## Podany tekst
------------------------------

W zeszłym tygodniu byłam z koleżanką na filmie "Kształt wody" (ang. "The shape of the water") w reżyserii Guillermo del Toro. Ponieważ wcześniej widziałam "Labirynt Fauna", "Hellboya" czy wreszcie "Kręgosłup diabła" w reżyserii del Toro, moje oczekiwania były bardzo wysokie. Oczekiwałam interesującej, pełnej symboliki historii pełnej potworów, niewinnych dziewczynek odkrywających tajemnicę i oczywiście czarnych charakterów, zaś na koniec nie było do końca pewne co właściwie zaszło. Nic takiego nie miało miejsca w przypadku najnowszego filmu. Co prawda fakt, że del Toro brał udział w tworzeniu "Hobbita" winien stanowić znak jak bardzo reżyser idzie w stronę najgorszej, najbardziej tandetnej komercji. Miałam jednak w pamięci "Labirynt Fauna" i miałam oczekiwania.
Zanim przejdę do bardziej szczegółowego opus, zaznaczę, że dzieło zostało obsypane nominacjami do Oskarów. W tym miejscu przypomnę o zlewaczeniu Hollywood (wrzask, że zbyt wielu białych dostało Oskary do dzisiaj mi brzmi w uszach) należy oczekiwać prawdziwej, propagandowej szmiry z postaciami prostymi jak konstrukcja cepa. Rzecz jasna takich gniotów mamy pełno, od "Awatara" począwszy. I tak właśnie było w przypadku "Kształtu wody", obrazowi któremu w skali od 1 do 10 dam 4 i to głównie za naturalistyczny, momentami ciężki klimat i potwora. U del Toro potwór być musi i nijak to nie będzie znany wszystkim wilkołak, wampir czy obcy z wielkimi zębiskami. Del Toro ma wyobraźnię i powtory ma unikalne. U meksykańskiego reżysera rzadko mamy ładne, wypucowane wnętrza oraz panny wstające z łóżka z nienagannym makijażem. Przedstawienie postaci, ich otoczenia oraz środowiska jest o wiele bliższe rzeczywistości. Jak wygląda zarys fabuły?
Jak na Hollywood przystało, mamy historię prostacką jak powieść propagandowa, podlana sosem romansu. Romans będzie rzecz jasna oświecony, otwarty i postępowy bo aż dosłownie między rasowy, wręcz między gatunkowy (zaznacza, że na postępowym zachodzie jeśli biała kobieta lub biały mężczyzna pragnie umawiać się na randkę z ludźmi ze swej grupy etnicznej jest najgorszym rasistą, ale oczywiście cicho sza kiedy tak czynią inni) . Po pięciu minutach seansu (wliczając w to napisy na początku, scenki wprowadzające), po pierwszym spotkaniu z bohaterami wiadomo od razu kto będzie dobry, kto będzie zły i jak się całość zakończy, bowiem nachalna, lewacka propaganda jest przewidywalna niczym dawna Trybuna Ludu.

------------------------------

## Zapisane dane
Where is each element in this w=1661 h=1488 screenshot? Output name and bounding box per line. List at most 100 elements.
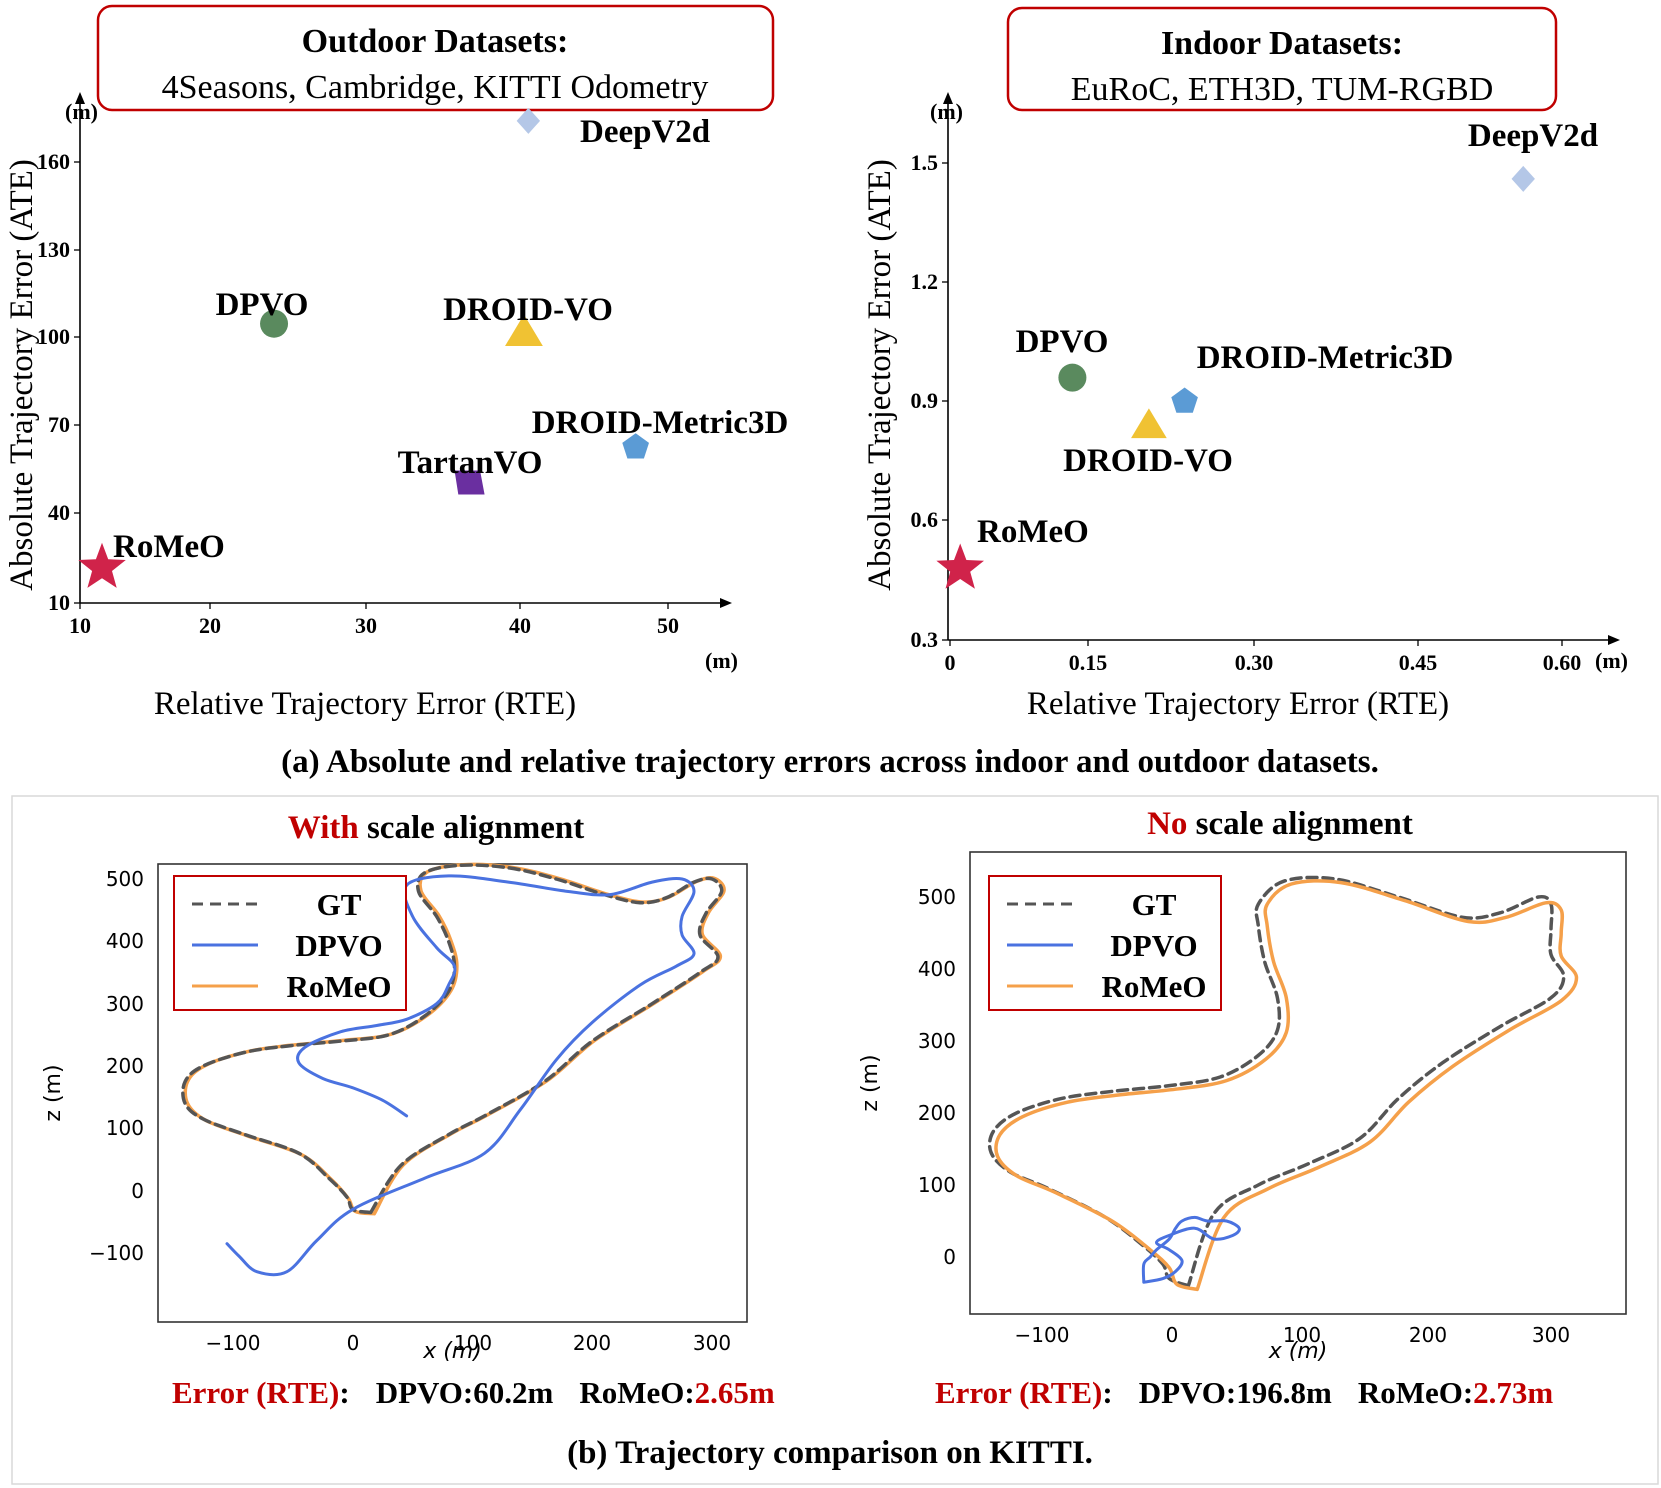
panel-b-frame [11, 795, 1659, 1485]
with-scale-title-highlight: With [288, 810, 359, 846]
outdoor-marks: RoMeO DPVO DROID-VO TartanVO DROID-Metric3D D… [78, 107, 789, 588]
outdoor-label-tartanvo: TartanVO [398, 445, 543, 481]
outdoor-label-droid-vo: DROID-VO [443, 292, 613, 328]
with-scale-title: With scale alignment [288, 810, 584, 846]
with-scale-x-tick-label: 100 [454, 1331, 492, 1355]
indoor-x-tick-label: 0.15 [1069, 650, 1108, 675]
outdoor-box-subtitle: 4Seasons, Cambridge, KITTI Odometry [162, 69, 709, 106]
with-scale-legend-label-gt: GT [317, 887, 362, 922]
indoor-label-romeo: RoMeO [977, 514, 1089, 550]
caption-b: (b) Trajectory comparison on KITTI. [567, 1435, 1093, 1471]
outdoor-y-tick-label: 70 [48, 412, 70, 437]
no-scale-series-romeo [994, 879, 1579, 1292]
indoor-point-deepv2d [1511, 165, 1535, 192]
outdoor-box-title: Outdoor Datasets: [302, 23, 569, 60]
outdoor-y-tick-label: 40 [48, 500, 70, 525]
indoor-y-unit: (m) [930, 99, 963, 124]
no-scale-romeo-error-value: 2.73m [1473, 1375, 1553, 1410]
no-scale-x-axis-label: x (m) [1268, 1339, 1328, 1364]
with-scale-y-axis-label: z (m) [41, 1064, 66, 1121]
with-scale-x-tick-label: −100 [206, 1331, 261, 1355]
no-scale-x-tick-label: 0 [1166, 1323, 1179, 1347]
indoor-y-axis-arrow [943, 92, 953, 104]
no-scale-legend-box [988, 875, 1222, 1011]
with-scale-panel: With scale alignment −100 0 100 200 300 −100 0… [41, 810, 775, 1410]
indoor-label-deepv2d: DeepV2d [1468, 118, 1598, 154]
indoor-y-tick-label: 0.3 [911, 627, 939, 652]
caption-a: (a) Absolute and relative trajectory err… [281, 744, 1379, 780]
outdoor-box [96, 4, 775, 112]
outdoor-y-tick-label: 160 [37, 149, 70, 174]
with-scale-error-text: Error (RTE): DPVO:60.2m RoMeO:2.65m [172, 1375, 775, 1410]
outdoor-y-axis-label: Absolute Trajectory Error (ATE) [4, 159, 40, 591]
no-scale-x-tick-label: −100 [1015, 1323, 1070, 1347]
indoor-point-romeo [936, 543, 984, 589]
with-scale-y-tick-label: 400 [106, 929, 144, 953]
with-scale-legend-label-romeo: RoMeO [286, 969, 391, 1004]
with-scale-x-axis-label: x (m) [422, 1339, 482, 1364]
outdoor-y-tick-label: 100 [37, 324, 70, 349]
no-scale-x-tick-label: 100 [1283, 1323, 1321, 1347]
no-scale-x-tick-label: 300 [1532, 1323, 1570, 1347]
with-scale-title-rest: scale alignment [359, 810, 584, 846]
no-scale-y-tick-label: 400 [918, 957, 956, 981]
outdoor-scatter-panel: Outdoor Datasets: 4Seasons, Cambridge, K… [4, 4, 789, 722]
with-scale-y-tick-label: 0 [131, 1179, 144, 1203]
with-scale-x-tick-label: 200 [573, 1331, 611, 1355]
no-scale-lines [987, 875, 1579, 1292]
outdoor-label-romeo: RoMeO [113, 529, 225, 565]
with-scale-y-tick-label: 100 [106, 1116, 144, 1140]
with-scale-legend: GT DPVO RoMeO [173, 875, 407, 1011]
outdoor-x-tick-label: 20 [199, 613, 221, 638]
indoor-label-dpvo: DPVO [1016, 324, 1109, 360]
no-scale-legend-label-gt: GT [1132, 887, 1177, 922]
outdoor-y-unit: (m) [65, 99, 98, 124]
indoor-axes: 0 0.15 0.30 0.45 0.60 0.3 0.6 0.9 1.2 1.5 (m) (m) [911, 92, 1628, 675]
no-scale-legend-label-dpvo: DPVO [1110, 928, 1197, 963]
with-scale-series-gt [181, 863, 724, 1215]
outdoor-label-droid-metric3d: DROID-Metric3D [532, 405, 789, 441]
indoor-point-droid-metric3d [1171, 387, 1198, 413]
indoor-box [1006, 6, 1558, 112]
indoor-x-tick-label: 0.60 [1543, 650, 1582, 675]
outdoor-x-tick-label: 50 [657, 613, 679, 638]
with-scale-lines [181, 862, 726, 1277]
indoor-y-axis-label: Absolute Trajectory Error (ATE) [862, 159, 898, 591]
no-scale-axes: −100 0 100 200 300 0 100 200 300 400 500 x (m) z (m) [858, 851, 1627, 1364]
outdoor-x-axis-label: Relative Trajectory Error (RTE) [154, 686, 576, 722]
outdoor-y-tick-label: 130 [37, 237, 70, 262]
with-scale-error-sep: : [339, 1375, 349, 1410]
outdoor-x-tick-label: 30 [355, 613, 377, 638]
outdoor-point-romeo [78, 542, 126, 588]
with-scale-error-label: Error (RTE) [172, 1375, 339, 1410]
outdoor-x-tick-label: 40 [509, 613, 531, 638]
indoor-box-subtitle: EuRoC, ETH3D, TUM-RGBD [1071, 71, 1494, 108]
with-scale-romeo-error-label: RoMeO: [579, 1375, 694, 1410]
no-scale-y-tick-label: 0 [943, 1245, 956, 1269]
indoor-marks: RoMeO DPVO DROID-VO DROID-Metric3D DeepV2d [936, 118, 1598, 589]
no-scale-y-tick-label: 500 [918, 885, 956, 909]
no-scale-error-sep: : [1102, 1375, 1112, 1410]
no-scale-y-tick-label: 200 [918, 1101, 956, 1125]
no-scale-legend: GT DPVO RoMeO [988, 875, 1222, 1011]
indoor-y-tick-label: 0.6 [911, 507, 939, 532]
indoor-x-axis-arrow [1608, 635, 1620, 645]
with-scale-romeo-error-value: 2.65m [695, 1375, 775, 1410]
with-scale-y-tick-label: 200 [106, 1054, 144, 1078]
outdoor-point-deepv2d [516, 107, 541, 134]
no-scale-legend-label-romeo: RoMeO [1101, 969, 1206, 1004]
outdoor-y-axis-arrow [75, 92, 85, 104]
no-scale-dpvo-error: DPVO:196.8m [1139, 1375, 1332, 1410]
indoor-box-title: Indoor Datasets: [1161, 25, 1403, 62]
indoor-point-droid-vo [1131, 408, 1167, 439]
outdoor-axes: 10 20 30 40 50 10 40 70 100 130 160 (m) (m) [37, 92, 738, 673]
with-scale-series-dpvo [225, 874, 696, 1277]
indoor-scatter-panel: Indoor Datasets: EuRoC, ETH3D, TUM-RGBD … [862, 6, 1628, 722]
indoor-y-tick-label: 0.9 [911, 388, 939, 413]
with-scale-y-tick-label: −100 [89, 1241, 144, 1265]
no-scale-y-tick-label: 100 [918, 1173, 956, 1197]
with-scale-legend-box [173, 875, 407, 1011]
no-scale-panel: No scale alignment −100 0 100 200 300 0 100 200… [858, 806, 1627, 1410]
indoor-x-axis-label: Relative Trajectory Error (RTE) [1027, 686, 1449, 722]
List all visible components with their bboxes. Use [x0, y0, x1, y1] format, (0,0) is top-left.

------------------------------

## Zadania do wykonania
A) Przedstaw w formie krótkiej listy akapit recenzji filmu „Kształt wody” zaczynający się od słów „W zeszłym tygodniu byłam”, zachowując jego najważniejsze fakty.
B) Wznów recenzję filmu „Kształt wody”, pisząc dalej od jej ostatniego zdania.
Materiał nie ma żadnego związku z tekstem.

## Odpowiedzi poniżej
A)
- W zeszłym tygodniu obejrzałam z koleżanką „Kształt wody” w reżyserii Guillermo del Toro.
- Znałam wcześniej jego „Labirynt Fauna”, „Hellboya” i „Kręgosłup diabła”, więc miałam bardzo wysokie oczekiwania.
- Liczyłam na symboliczną historię z potworami, niewinnymi dziewczynkami odkrywającymi tajemnicę, czarnymi charakterami i niejasnym zakończeniem.
- Najnowszy film niczego takiego nie przyniósł.
- Udział del Toro w tworzeniu „Hobbita” mógł zapowiadać zwrot ku tandetnej komercji, lecz pamięć o „Labiryncie Fauna” podtrzymywała moje oczekiwania.

B)
Główną bohaterką jest Elisa Esposito, stanowiąca kwintesencję tez wszelkich SJW (ang. social justice warriows; bojownicy o sprawiedliwość społeczną): jest niema (ale nie głucha), pracuje jako sprzątaczka na nocną zmianę w rządowym ośrodku i jest Latynoską. Do tego jest samotna, niezbyt lubiana przez koleżanki z pracy i oczywiście będzie najbardziej sprawiedliwą. Do całości brakuje jeszcze kazirodztwa i gwałtów, bowiem molestowanie seksualne jest obecne. Postać Elise przypomina mi jako żywo Mary Sue. Mary Sue jest pojęcie znanym głównie z twórczości fanowskiej, gdzie postać jest doskonała może być albo piękną, szczupłą, kochaną przez wszystkich i dowcipną kobietą lub przeciwnie kimś, na kogo spadają wszelkie nieszczęścia. Taką postacią jest Elise: niema, nielubiana przez wszystkich poza Zeldą (Afroamerykanką żeby nie było), zaprzyjaźniona z gejem, który mieszka z kotami. Przez większą część seansu Elise mnie drażniła, bowiem każdy jej ruch był tak przewidywalny, a inni bohaterowie nie są lepsi. Akcja dzieje się w latach 60-tych XX wieku, co dorzuciło do owego niestrawnego gulaszu moty zimnej wojny, rosyjskich szpiegów i tajnych spotkań w knajpie.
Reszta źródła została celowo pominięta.